What is needed. Provide only the number of lines in the data below that contain the word "name".

─── Data rows ───

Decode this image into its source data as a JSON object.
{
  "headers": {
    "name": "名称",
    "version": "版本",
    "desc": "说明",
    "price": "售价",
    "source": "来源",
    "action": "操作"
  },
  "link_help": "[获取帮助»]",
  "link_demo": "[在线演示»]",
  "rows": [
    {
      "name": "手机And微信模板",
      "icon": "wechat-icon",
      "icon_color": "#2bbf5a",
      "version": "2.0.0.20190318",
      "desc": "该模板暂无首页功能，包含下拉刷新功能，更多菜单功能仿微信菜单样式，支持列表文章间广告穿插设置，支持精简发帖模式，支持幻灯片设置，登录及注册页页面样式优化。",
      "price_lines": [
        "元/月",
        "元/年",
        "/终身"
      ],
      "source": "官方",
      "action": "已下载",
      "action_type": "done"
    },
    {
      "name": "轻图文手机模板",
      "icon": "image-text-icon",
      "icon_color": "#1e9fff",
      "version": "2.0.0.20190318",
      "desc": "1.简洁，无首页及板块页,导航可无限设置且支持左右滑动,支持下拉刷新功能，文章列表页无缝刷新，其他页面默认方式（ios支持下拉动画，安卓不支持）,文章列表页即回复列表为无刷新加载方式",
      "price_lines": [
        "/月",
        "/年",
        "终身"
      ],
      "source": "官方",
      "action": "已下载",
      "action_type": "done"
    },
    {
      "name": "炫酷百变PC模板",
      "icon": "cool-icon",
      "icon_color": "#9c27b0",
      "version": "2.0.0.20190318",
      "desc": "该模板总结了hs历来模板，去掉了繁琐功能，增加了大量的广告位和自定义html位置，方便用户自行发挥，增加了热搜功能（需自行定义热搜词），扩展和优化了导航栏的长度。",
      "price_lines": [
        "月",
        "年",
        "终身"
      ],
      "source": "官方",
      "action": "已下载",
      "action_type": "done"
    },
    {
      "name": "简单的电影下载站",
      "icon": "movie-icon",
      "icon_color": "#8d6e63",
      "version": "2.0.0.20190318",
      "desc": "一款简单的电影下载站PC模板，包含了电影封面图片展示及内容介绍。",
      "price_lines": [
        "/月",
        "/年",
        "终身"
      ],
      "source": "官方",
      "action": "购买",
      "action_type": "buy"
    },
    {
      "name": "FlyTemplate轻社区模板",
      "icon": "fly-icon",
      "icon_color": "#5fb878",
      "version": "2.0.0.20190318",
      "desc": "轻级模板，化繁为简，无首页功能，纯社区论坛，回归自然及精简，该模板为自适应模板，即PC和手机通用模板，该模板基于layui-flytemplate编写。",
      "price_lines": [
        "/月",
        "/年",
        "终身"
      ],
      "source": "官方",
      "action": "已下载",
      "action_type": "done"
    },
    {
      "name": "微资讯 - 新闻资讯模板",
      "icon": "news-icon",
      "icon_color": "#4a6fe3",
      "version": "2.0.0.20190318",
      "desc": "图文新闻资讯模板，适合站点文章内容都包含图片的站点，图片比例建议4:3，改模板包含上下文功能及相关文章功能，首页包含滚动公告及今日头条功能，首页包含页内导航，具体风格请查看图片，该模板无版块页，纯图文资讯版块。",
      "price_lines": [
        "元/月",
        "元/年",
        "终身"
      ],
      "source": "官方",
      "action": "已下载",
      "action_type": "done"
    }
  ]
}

───

Written solution. 7